(Data excerpts)
::::::::::

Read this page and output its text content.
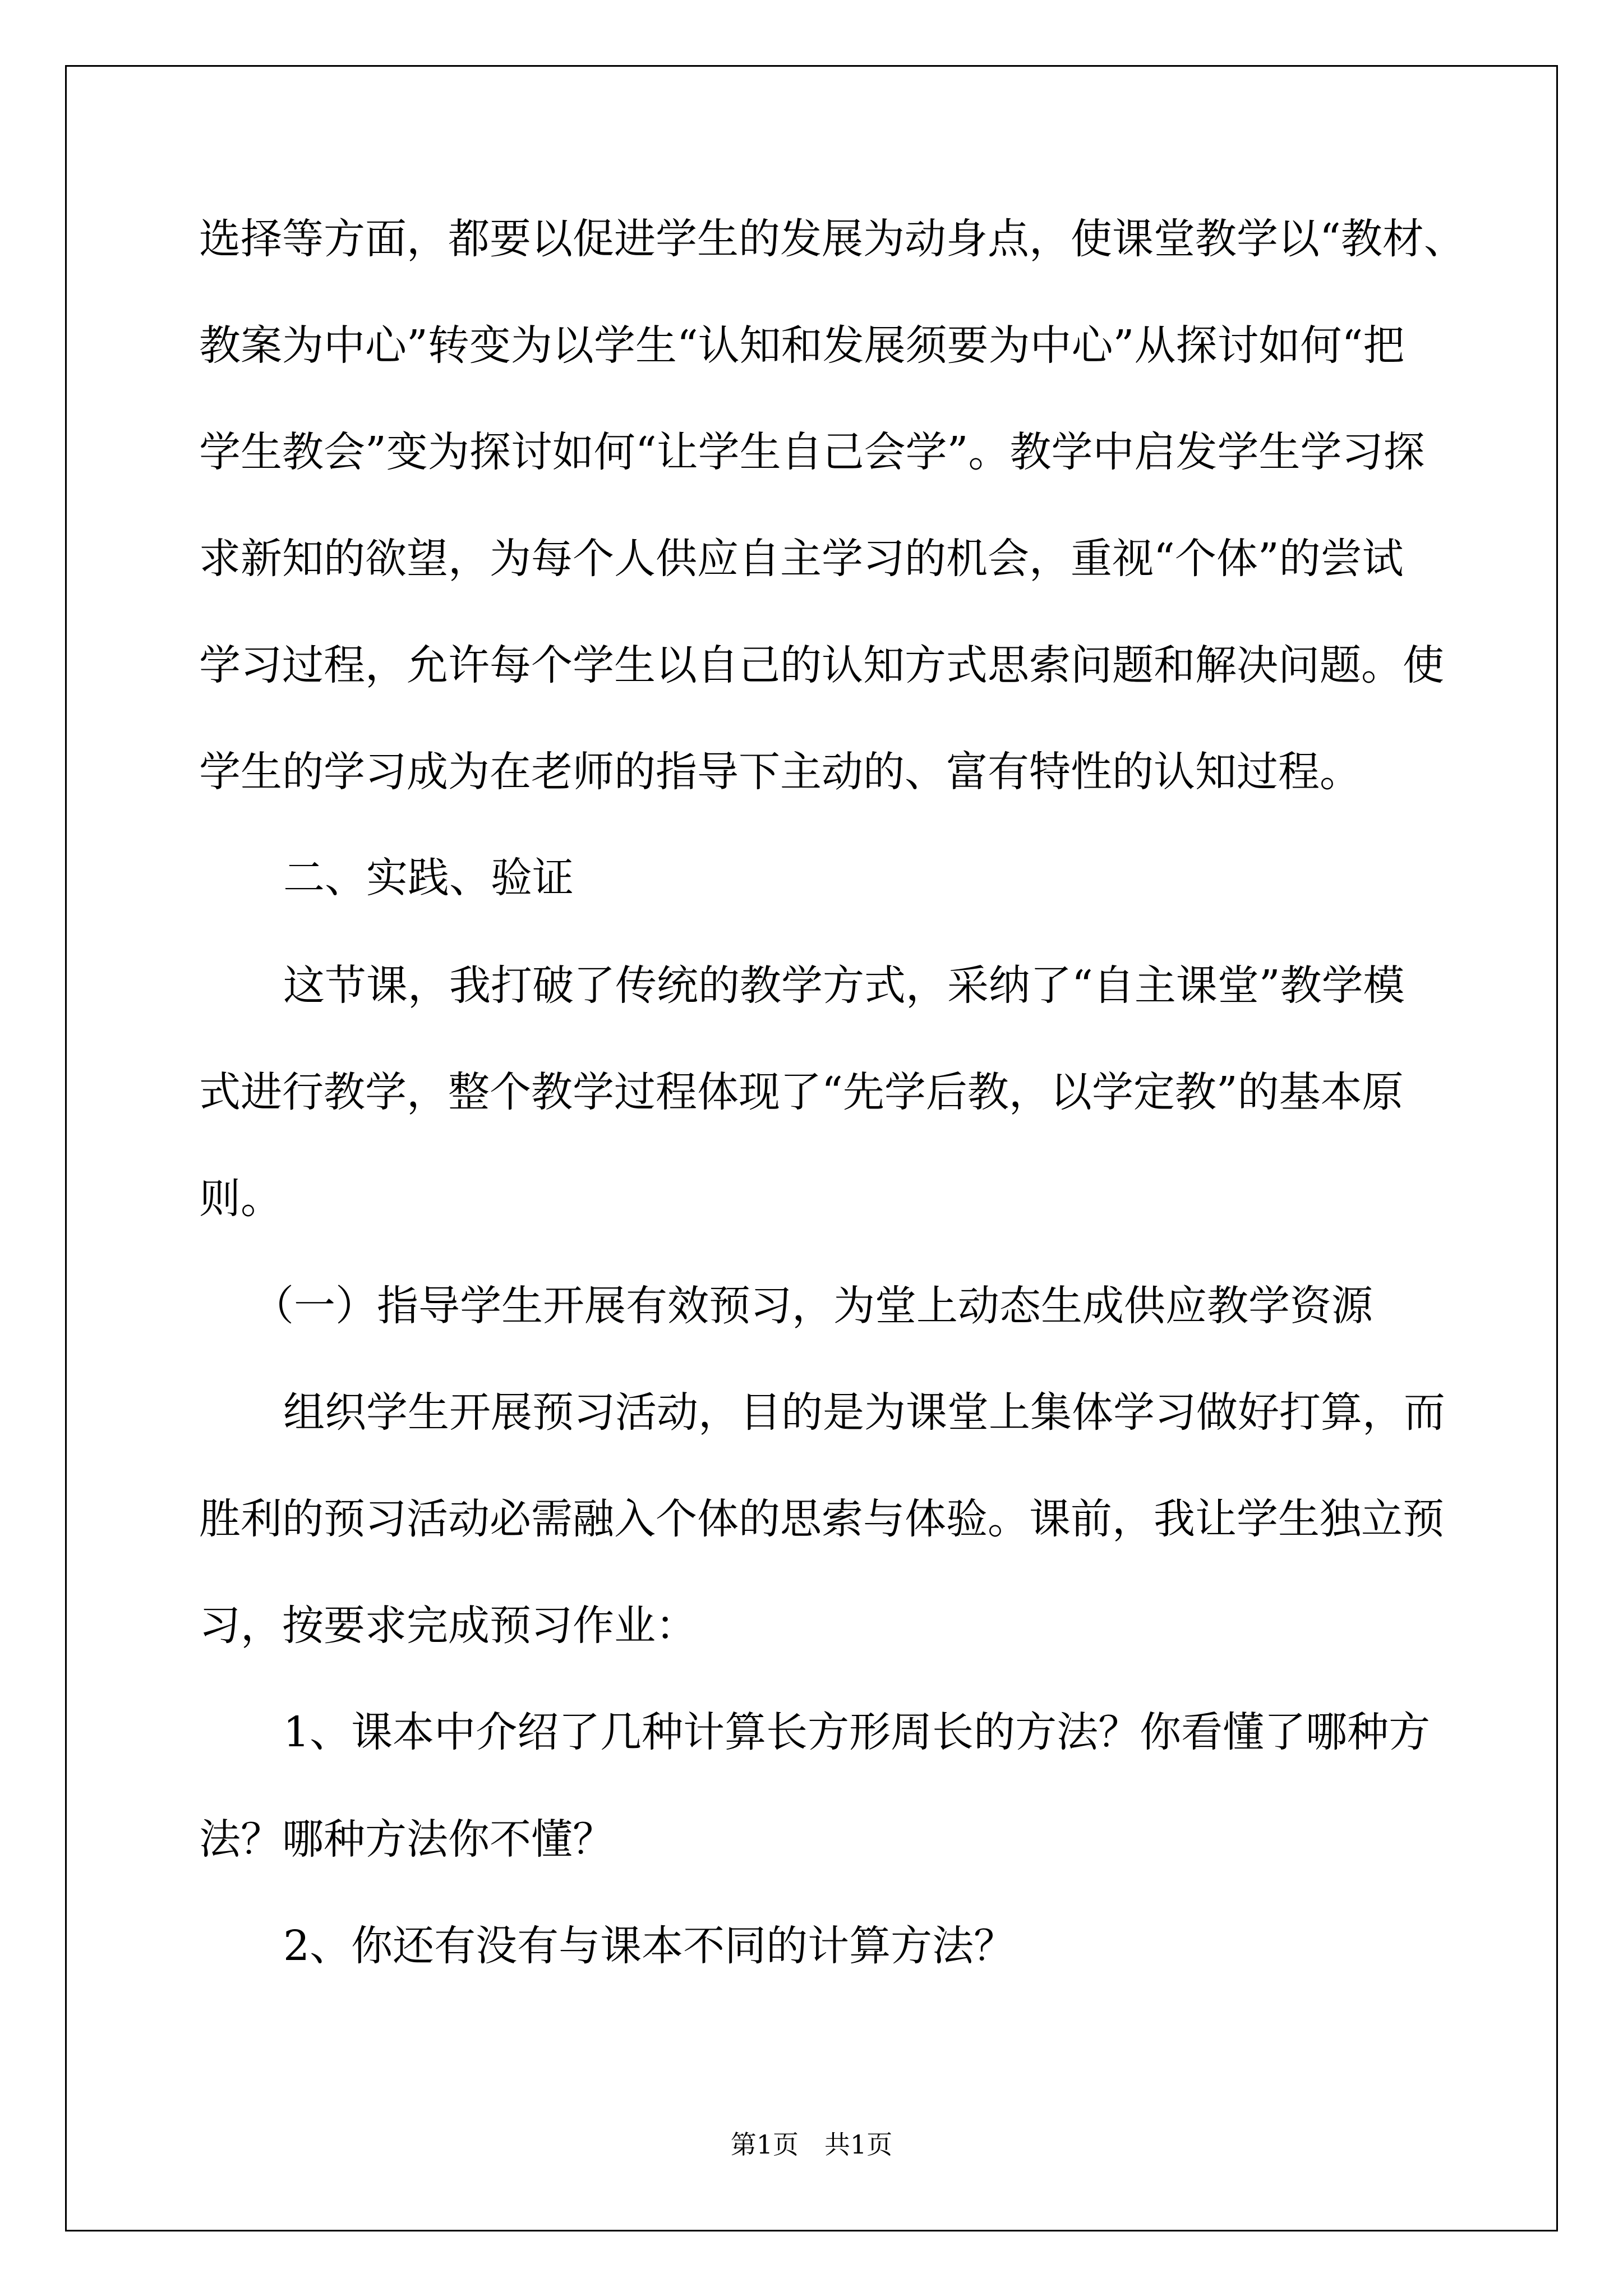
选择等方面，都要以促进学生的发展为动身点，使课堂教学以“教材、
教案为中心”转变为以学生“认知和发展须要为中心”从探讨如何“把
学生教会”变为探讨如何“让学生自己会学”。教学中启发学生学习探
求新知的欲望，为每个人供应自主学习的机会，重视“个体”的尝试
学习过程，允许每个学生以自己的认知方式思索问题和解决问题。使
学生的学习成为在老师的指导下主动的、富有特性的认知过程。
二、实践、验证
这节课，我打破了传统的教学方式，采纳了“自主课堂”教学模
式进行教学，整个教学过程体现了“先学后教，以学定教”的基本原
则。
（一）指导学生开展有效预习，为堂上动态生成供应教学资源
组织学生开展预习活动，目的是为课堂上集体学习做好打算，而
胜利的预习活动必需融入个体的思索与体验。课前，我让学生独立预
习，按要求完成预习作业：
1、课本中介绍了几种计算长方形周长的方法？你看懂了哪种方
法？哪种方法你不懂？
2、你还有没有与课本不同的计算方法？
第1页　共1页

::::::::::

Every entry must be transcribed exactly. Pictures do not belong in the copy.

*Finished answer:*
Read this page and output its text content.
选择等方面，都要以促进学生的发展为动身点，使课堂教学以“教材、
教案为中心”转变为以学生“认知和发展须要为中心”从探讨如何“把
学生教会”变为探讨如何“让学生自己会学”。教学中启发学生学习探
求新知的欲望，为每个人供应自主学习的机会，重视“个体”的尝试
学习过程，允许每个学生以自己的认知方式思索问题和解决问题。使
学生的学习成为在老师的指导下主动的、富有特性的认知过程。
二、实践、验证
这节课，我打破了传统的教学方式，采纳了“自主课堂”教学模
式进行教学，整个教学过程体现了“先学后教，以学定教”的基本原
则。
（一）指导学生开展有效预习，为堂上动态生成供应教学资源
组织学生开展预习活动，目的是为课堂上集体学习做好打算，而
胜利的预习活动必需融入个体的思索与体验。课前，我让学生独立预
习，按要求完成预习作业：
1、课本中介绍了几种计算长方形周长的方法？你看懂了哪种方
法？哪种方法你不懂？
2、你还有没有与课本不同的计算方法？
第1页　共1页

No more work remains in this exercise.